Copy the material line for line, starting at the line that contains "item-number: 9. bbox=[369, 360, 375, 367]" and ending after the line that contains "text: La note".

Start Given data

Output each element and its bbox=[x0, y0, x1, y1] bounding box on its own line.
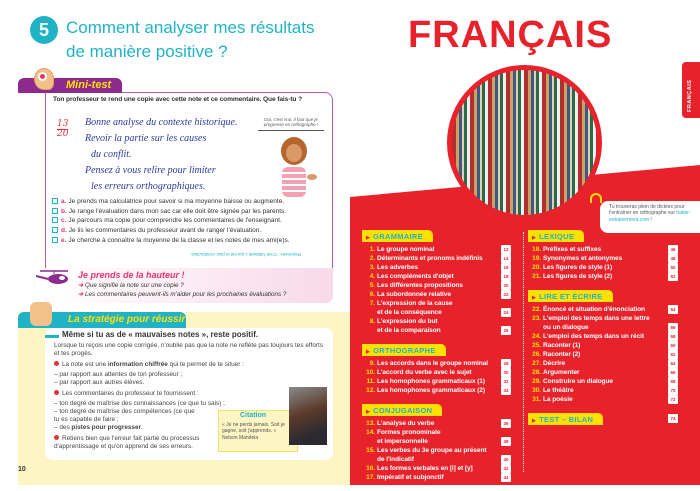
item-number: 9. bbox=[369, 360, 375, 367]
item-title: L'analyse du verbe bbox=[377, 420, 435, 427]
headphones-icon bbox=[590, 193, 602, 203]
toc-item[interactable] bbox=[362, 359, 514, 368]
item-number: 25. bbox=[532, 342, 541, 349]
toc-item[interactable] bbox=[362, 263, 514, 272]
bullet-icon bbox=[54, 435, 59, 440]
bold-text: information chiffrée bbox=[107, 361, 168, 369]
item-title: Les figures de style (2) bbox=[543, 273, 613, 280]
strategy-label: La stratégie pour réussir bbox=[68, 314, 186, 325]
sub-item: – ton degré de maîtrise des compétences (ce que bbox=[54, 407, 195, 415]
checkbox[interactable] bbox=[52, 227, 58, 233]
toc-section bbox=[362, 344, 514, 395]
text: . bbox=[141, 423, 143, 431]
item-title: La subordonnée relative bbox=[377, 291, 451, 298]
bookshelf-photo bbox=[447, 65, 602, 220]
text: La note est une bbox=[62, 361, 108, 369]
page-number: 72 bbox=[668, 395, 678, 404]
text: Les commentaires du professeur te fournissent : bbox=[62, 389, 199, 397]
item-title: Construire un dialogue bbox=[543, 378, 613, 385]
item-title: L'expression de la cause bbox=[377, 300, 453, 307]
triangle-icon: ▶ bbox=[532, 234, 537, 241]
section-title: ORTHOGRAPHE bbox=[373, 345, 436, 355]
item-title: Raconter (2) bbox=[543, 351, 581, 358]
toc-item[interactable] bbox=[528, 395, 680, 404]
comment-line: du conflit. bbox=[91, 149, 132, 160]
item-title: Déterminants et pronoms indéfinis bbox=[377, 255, 483, 262]
section-badge bbox=[362, 230, 433, 242]
item-title: Argumenter bbox=[543, 369, 580, 376]
teacher-comment bbox=[85, 115, 237, 195]
section-title: GRAMMAIRE bbox=[373, 231, 423, 241]
toc-item[interactable] bbox=[362, 464, 514, 473]
item-title: L'accord du verbe avec le sujet bbox=[377, 369, 472, 376]
item-title: Les verbes du 3e groupe au présent bbox=[377, 447, 487, 454]
item-number: 6. bbox=[369, 291, 375, 298]
comment-line: les erreurs orthographiques. bbox=[91, 181, 206, 192]
triangle-icon: ▶ bbox=[366, 408, 371, 415]
girl-illustration bbox=[272, 135, 317, 197]
toc-item[interactable] bbox=[362, 281, 514, 290]
item-number: 14. bbox=[366, 429, 375, 436]
item-title: Le théâtre bbox=[543, 387, 574, 394]
hauteur-question bbox=[78, 290, 286, 299]
page-number: 58 bbox=[668, 332, 678, 341]
grade bbox=[57, 120, 68, 139]
toc-section bbox=[528, 290, 680, 404]
choice-item[interactable] bbox=[52, 207, 290, 217]
item-number: 29. bbox=[532, 378, 541, 385]
section-title: TEST – BILAN bbox=[539, 414, 594, 424]
subject-title: FRANÇAIS bbox=[408, 14, 613, 56]
page-number: 60 bbox=[668, 341, 678, 350]
comment-line: Revoir la partie sur les causes bbox=[85, 133, 207, 144]
toc-item[interactable] bbox=[362, 419, 514, 428]
item-title: Les différentes propositions bbox=[377, 282, 463, 289]
item-number: 5. bbox=[369, 282, 375, 289]
item-title: Les adverbes bbox=[377, 264, 418, 271]
choice-letter: d. bbox=[61, 227, 67, 235]
item-title: La poésie bbox=[543, 396, 573, 403]
mandela-photo bbox=[289, 387, 327, 445]
answer-upside-down: Réponses : C'est l'attitude c qui est la plus constructive. bbox=[190, 252, 301, 257]
sub-item: tu es capable de faire ; bbox=[54, 415, 119, 423]
item-number: 10. bbox=[366, 369, 375, 376]
speech-bubble: Oui, c'est vrai, il faut que je progresse en orthographe ! bbox=[258, 117, 324, 131]
choice-letter: a. bbox=[61, 198, 67, 205]
toc-section bbox=[362, 230, 514, 335]
item-title: Raconter (1) bbox=[543, 342, 581, 349]
item-title: Les accords dans le groupe nominal bbox=[377, 360, 488, 367]
item-title: Impératif et subjonctif bbox=[377, 474, 444, 481]
item-title: L'emploi des temps dans une lettre bbox=[543, 315, 650, 322]
toc-section bbox=[362, 404, 514, 482]
page-number: 70 bbox=[668, 386, 678, 395]
text: Tu trouveras plein de dictées pour t'entraîner en orthographe sur bbox=[609, 204, 685, 217]
item-number: 4. bbox=[369, 273, 375, 280]
page-number: 30 bbox=[501, 368, 511, 377]
left-page bbox=[0, 0, 350, 485]
toc-item[interactable] bbox=[362, 377, 514, 386]
checkbox[interactable] bbox=[52, 217, 58, 223]
toc-item[interactable] bbox=[528, 314, 680, 332]
item-title-cont: ou un dialogue bbox=[543, 324, 589, 331]
item-title: Synonymes et antonymes bbox=[543, 255, 623, 262]
toc-item[interactable] bbox=[528, 359, 680, 368]
page-number: 62 bbox=[668, 350, 678, 359]
toc-item[interactable] bbox=[362, 386, 514, 395]
choice-list bbox=[52, 197, 290, 246]
item-number: 18. bbox=[532, 246, 541, 253]
item-number: 11. bbox=[366, 378, 375, 385]
toc-item[interactable] bbox=[528, 341, 680, 350]
comment-line: Bonne analyse du contexte historique. bbox=[85, 117, 238, 128]
choice-item[interactable] bbox=[52, 216, 290, 226]
hauteur-question bbox=[78, 281, 286, 290]
item-title-cont: et de la comparaison bbox=[377, 327, 441, 334]
choice-item[interactable] bbox=[52, 226, 290, 236]
citation-text: « Je ne perds jamais. Soit je gagne, soit j'apprends. » Nelson Mandela bbox=[222, 422, 285, 441]
section-badge bbox=[528, 290, 613, 302]
choice-text: Je parcours ma copie pour comprendre les commentaires de l'enseignant. bbox=[68, 217, 282, 225]
page-title bbox=[66, 16, 314, 64]
page-number: 22 bbox=[501, 290, 511, 299]
helicopter-icon bbox=[36, 270, 74, 284]
item-number: 8. bbox=[369, 318, 375, 325]
section-badge bbox=[528, 413, 676, 425]
point-2 bbox=[54, 390, 324, 398]
item-title: Les formes verbales en [i] et [y] bbox=[377, 465, 473, 472]
arrow-icon: ➔ bbox=[78, 282, 86, 289]
heading-bar bbox=[45, 335, 59, 338]
arrow-icon: ➔ bbox=[78, 291, 86, 298]
side-tab[interactable] bbox=[682, 62, 700, 118]
item-title: Les compléments d'objet bbox=[377, 273, 454, 280]
point-1 bbox=[54, 361, 324, 369]
toc-item[interactable] bbox=[528, 254, 680, 263]
item-title: L'emploi des temps dans un récit bbox=[543, 333, 644, 340]
mini-test-question: Ton professeur te rend une copie avec cette note et ce commentaire. Que fais-tu ? bbox=[53, 96, 303, 103]
chapter-number: 5 bbox=[30, 16, 58, 44]
section-badge bbox=[362, 404, 442, 416]
strategy-heading: Même si tu as de « mauvaises notes », reste positif. bbox=[62, 330, 259, 339]
section-badge bbox=[528, 230, 584, 242]
item-number: 24. bbox=[532, 333, 541, 340]
item-number: 22. bbox=[532, 306, 541, 313]
item-title-cont: et de la conséquence bbox=[377, 309, 442, 316]
sub-item: – par rapport aux attentes de ton professeur ; bbox=[54, 370, 183, 378]
toc-section bbox=[528, 230, 680, 281]
checkbox[interactable] bbox=[52, 208, 58, 214]
item-number: 12. bbox=[366, 387, 375, 394]
toc-right-column bbox=[528, 230, 680, 437]
choice-letter: b. bbox=[61, 207, 67, 215]
page-number: 56 bbox=[668, 323, 678, 332]
bullet-icon bbox=[54, 390, 59, 395]
choice-text: Je cherche à connaître la moyenne de la classe et les notes de mes ami(e)s. bbox=[68, 236, 290, 244]
item-title: L'expression du but bbox=[377, 318, 438, 325]
item-number: 1. bbox=[369, 246, 375, 253]
question-text: Les commentaires peuvent-ils m'aider pour les prochaines évaluations ? bbox=[85, 291, 287, 298]
page-number: 48 bbox=[668, 254, 678, 263]
triangle-icon: ▶ bbox=[366, 348, 371, 355]
bold-text: pistes pour progresser bbox=[71, 423, 142, 431]
page-number: 24 bbox=[501, 308, 511, 317]
page-number: 28 bbox=[501, 359, 511, 368]
page-number: 46 bbox=[668, 245, 678, 254]
page-number: 36 bbox=[501, 419, 511, 428]
item-number: 19. bbox=[532, 255, 541, 262]
title-line: Comment analyser mes résultats bbox=[66, 18, 315, 37]
sub-item: – ton degré de maîtrise des connaissances (ce que tu sais) ; bbox=[54, 399, 225, 407]
page-number: 66 bbox=[668, 368, 678, 377]
website-link[interactable]: hatier-entrainement.com bbox=[609, 210, 691, 223]
hauteur-title: Je prends de la hauteur ! bbox=[78, 270, 185, 280]
column-divider bbox=[523, 232, 524, 472]
page-number: 18 bbox=[501, 272, 511, 281]
page-number: 10 bbox=[18, 466, 26, 473]
page-number: 40 bbox=[501, 455, 511, 464]
item-number: 31. bbox=[532, 396, 541, 403]
toc-item[interactable] bbox=[528, 245, 680, 254]
item-title: Énoncé et situation d'énonciation bbox=[543, 306, 645, 313]
section-title: CONJUGAISON bbox=[373, 405, 433, 415]
choice-letter: e. bbox=[61, 236, 67, 244]
item-title: Préfixes et suffixes bbox=[543, 246, 602, 253]
toc-item[interactable] bbox=[528, 368, 680, 377]
toc-item[interactable] bbox=[528, 377, 680, 386]
item-number: 3. bbox=[369, 264, 375, 271]
toc-item[interactable] bbox=[362, 317, 514, 335]
toc-item[interactable] bbox=[362, 290, 514, 299]
page-number: 74 bbox=[668, 414, 678, 423]
item-number: 21. bbox=[532, 273, 541, 280]
item-title: Formes pronominale bbox=[377, 429, 441, 436]
text: qui te permet de te situer : bbox=[167, 361, 244, 369]
toc-item[interactable] bbox=[528, 305, 680, 314]
page-number: 32 bbox=[501, 377, 511, 386]
toc-item[interactable] bbox=[362, 299, 514, 317]
toc-item[interactable] bbox=[362, 473, 514, 482]
section-title: LIRE ET ÉCRIRE bbox=[539, 291, 603, 301]
section-title: LEXIQUE bbox=[539, 231, 575, 241]
item-number: 20. bbox=[532, 264, 541, 271]
page-number: 34 bbox=[501, 386, 511, 395]
item-number: 28. bbox=[532, 369, 541, 376]
toc-item[interactable] bbox=[362, 254, 514, 263]
page-number: 16 bbox=[501, 263, 511, 272]
checkbox[interactable] bbox=[52, 198, 58, 204]
grade-top: 13 bbox=[57, 119, 69, 129]
triangle-icon: ▶ bbox=[532, 294, 537, 301]
gear-icon bbox=[38, 72, 47, 81]
item-number: 26. bbox=[532, 351, 541, 358]
citation-label: Citation bbox=[240, 412, 267, 419]
toc-item[interactable] bbox=[362, 245, 514, 254]
page-number: 20 bbox=[501, 281, 511, 290]
text: Retiens bien que l'erreur fait partie du processus d'apprentissage et qu'on apprend de ses erreurs. bbox=[54, 434, 200, 451]
triangle-icon: ▶ bbox=[366, 234, 371, 241]
page-number: 26 bbox=[501, 326, 511, 335]
page-number: 44 bbox=[501, 473, 511, 482]
hand-check-icon bbox=[30, 302, 52, 326]
item-number: 23. bbox=[532, 315, 541, 322]
item-number: 2. bbox=[369, 255, 375, 262]
page-number: 68 bbox=[668, 377, 678, 386]
checkbox[interactable] bbox=[52, 237, 58, 243]
point-3 bbox=[54, 435, 209, 451]
question-text: Que signifie la note sur une copie ? bbox=[85, 282, 184, 289]
mini-test-label: Mini-test bbox=[66, 79, 112, 91]
page-number: 50 bbox=[668, 263, 678, 272]
item-title-cont: et impersonnelle bbox=[377, 438, 428, 445]
page-number: 52 bbox=[668, 272, 678, 281]
item-number: 30. bbox=[532, 387, 541, 394]
page-number: 38 bbox=[501, 437, 511, 446]
page-number: 64 bbox=[668, 359, 678, 368]
dictation-text bbox=[609, 204, 697, 223]
section-badge bbox=[362, 344, 446, 356]
page-number: 54 bbox=[668, 305, 678, 314]
toc-section bbox=[528, 413, 680, 428]
toc-item[interactable] bbox=[362, 428, 514, 446]
item-title: Le groupe nominal bbox=[377, 246, 435, 253]
intro-text: Lorsque tu reçois une copie corrigée, n'oublie pas que la note ne reflète pas toujours tes efforts et tes progès. bbox=[54, 342, 323, 358]
sub-item: – par rapport aux autres élèves. bbox=[54, 378, 145, 386]
toc-item[interactable] bbox=[528, 332, 680, 341]
title-line: de manière positive ? bbox=[66, 42, 228, 61]
toc-item[interactable] bbox=[528, 350, 680, 359]
item-number: 16. bbox=[366, 465, 375, 472]
comment-line: Pensez à vous relire pour limiter bbox=[85, 165, 216, 176]
page-number: 14 bbox=[501, 254, 511, 263]
page-number: 12 bbox=[501, 245, 511, 254]
item-title-cont: de l'indicatif bbox=[377, 456, 414, 463]
text: ! bbox=[649, 216, 652, 223]
item-number: 13. bbox=[366, 420, 375, 427]
item-number: 15. bbox=[366, 447, 375, 454]
choice-text: Je range l'évaluation dans mon sac car elle doit être signée par les parents. bbox=[68, 207, 287, 215]
toc-item[interactable] bbox=[362, 446, 514, 464]
item-number: 17. bbox=[366, 474, 375, 481]
triangle-icon: ▶ bbox=[532, 417, 537, 424]
item-title: Les homophones grammaticaux (2) bbox=[377, 387, 485, 394]
item-title: Les figures de style (1) bbox=[543, 264, 613, 271]
grade-bottom: 20 bbox=[57, 129, 69, 139]
toc-left-column bbox=[362, 230, 514, 491]
toc-item[interactable] bbox=[528, 263, 680, 272]
text: – des bbox=[54, 423, 72, 431]
choice-item[interactable] bbox=[52, 236, 290, 246]
item-title: Les homophones grammaticaux (1) bbox=[377, 378, 485, 385]
choice-text: Je lis les commentaires du professeur avant de ranger l'évaluation. bbox=[68, 227, 262, 235]
toc-item[interactable] bbox=[362, 368, 514, 377]
bullet-icon bbox=[54, 361, 59, 366]
toc-item[interactable] bbox=[528, 272, 680, 281]
choice-item[interactable] bbox=[52, 197, 290, 207]
side-tab-label: FRANÇAIS bbox=[687, 79, 693, 112]
page-number: 42 bbox=[501, 464, 511, 473]
toc-item[interactable] bbox=[362, 272, 514, 281]
choice-text: Je prends ma calculatrice pour savoir si ma moyenne baisse ou augmente. bbox=[68, 198, 285, 205]
item-title: Décrire bbox=[543, 360, 566, 367]
item-number: 27. bbox=[532, 360, 541, 367]
toc-item[interactable] bbox=[528, 386, 680, 395]
choice-letter: c. bbox=[61, 217, 67, 225]
item-number: 7. bbox=[369, 300, 375, 307]
hauteur-questions bbox=[78, 281, 286, 299]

End Given data

> _Reply_
item-number: 9. bbox=[369, 360, 375, 367]
item-title: L'analyse du verbe bbox=[377, 420, 435, 427]
headphones-icon bbox=[590, 193, 602, 203]
toc-item[interactable] bbox=[362, 359, 514, 368]
item-number: 25. bbox=[532, 342, 541, 349]
toc-item[interactable] bbox=[362, 263, 514, 272]
bullet-icon bbox=[54, 435, 59, 440]
bold-text: information chiffrée bbox=[107, 361, 168, 369]
item-title: Les figures de style (2) bbox=[543, 273, 613, 280]
strategy-label: La stratégie pour réussir bbox=[68, 314, 186, 325]
sub-item: – ton degré de maîtrise des compétences (ce que bbox=[54, 407, 195, 415]
checkbox[interactable] bbox=[52, 227, 58, 233]
toc-section bbox=[362, 344, 514, 395]
text: . bbox=[141, 423, 143, 431]
item-title: La subordonnée relative bbox=[377, 291, 451, 298]
bookshelf-photo bbox=[447, 65, 602, 220]
text: La note est une bbox=[62, 361, 108, 369]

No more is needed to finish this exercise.